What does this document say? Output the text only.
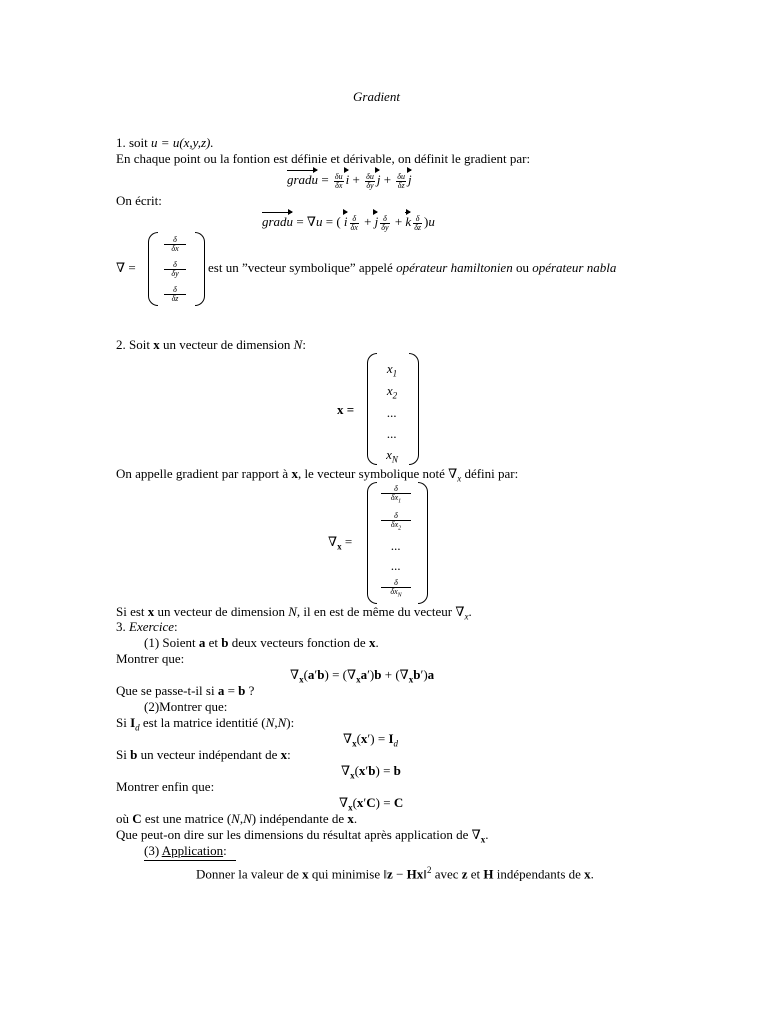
Gradient
1. soit u = u(x,y,z).
En chaque point ou la fontion est définie et dérivable, on définit le gradient par:
gradu = $\frac{\delta u}{\delta x}$ $i + \frac{\delta u}{\delta y}$ $j + \frac{\delta u}{\delta z}$ j
On écrit:
gradu = ∇u = ( i $\frac{\delta}{\delta x} + j \frac{\delta}{\delta y} + k \frac{\delta}{\delta z} )u$
∇ =
$\frac{\delta}{\delta x}$
$\frac{\delta}{\delta y}$
$\frac{\delta}{\delta z}$
est un ”vecteur symbolique” appelé opérateur hamiltonien ou opérateur nabla
2. Soit x un vecteur de dimension N:
x =
$x_1$
$x_2$
...
...
$x_N$
On appelle gradient par rapport à x, le vecteur symbolique noté $\nabla_x$ défini par:
$\nabla_x$ =
$\frac{\delta}{\delta x_1}$
$\frac{\delta}{\delta x_2}$
...
...
δ
$\delta x_N$
Si est x un vecteur de dimension N, il en est de même du vecteur $\nabla_x$.
3. Exercice:
(1) Soient a et b deux vecteurs fonction de x.
Montrer que:
$\nabla_x(a'b) = (\nabla_xa')b + (\nabla_xb')a$
Que se passe-t-il si a = b ?
(2)Montrer que:
Si $I_d$ est la matrice identitié (N,N):
$\nabla_x(x') = I_d$
Si b un vecteur indépendant de x:
$\nabla_x(x'b) = b$
Montrer enfin que:
$\nabla_x(x'C) = C$
où C est une matrice (N,N) indépendante de x.
Que peut-on dire sur les dimensions du résultat après application de $\nabla_x$.
(3) Application:
Donner la valeur de x qui minimise ‖z − Hx‖$^2$ avec z et H indépendants de x.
________________________
Report each line of the material above where the word "frac" appears.

gradu = $\frac{\delta u}{\delta x}$ $i + \frac{\delta u}{\delta y}$ $j + \frac{\delta u}{\delta z}$ j
gradu = ∇u = ( i $\frac{\delta}{\delta x} + j \frac{\delta}{\delta y} + k \frac{\delta}{\delta z} )u$
$\frac{\delta}{\delta x}$
$\frac{\delta}{\delta y}$
$\frac{\delta}{\delta z}$
$\frac{\delta}{\delta x_1}$
$\frac{\delta}{\delta x_2}$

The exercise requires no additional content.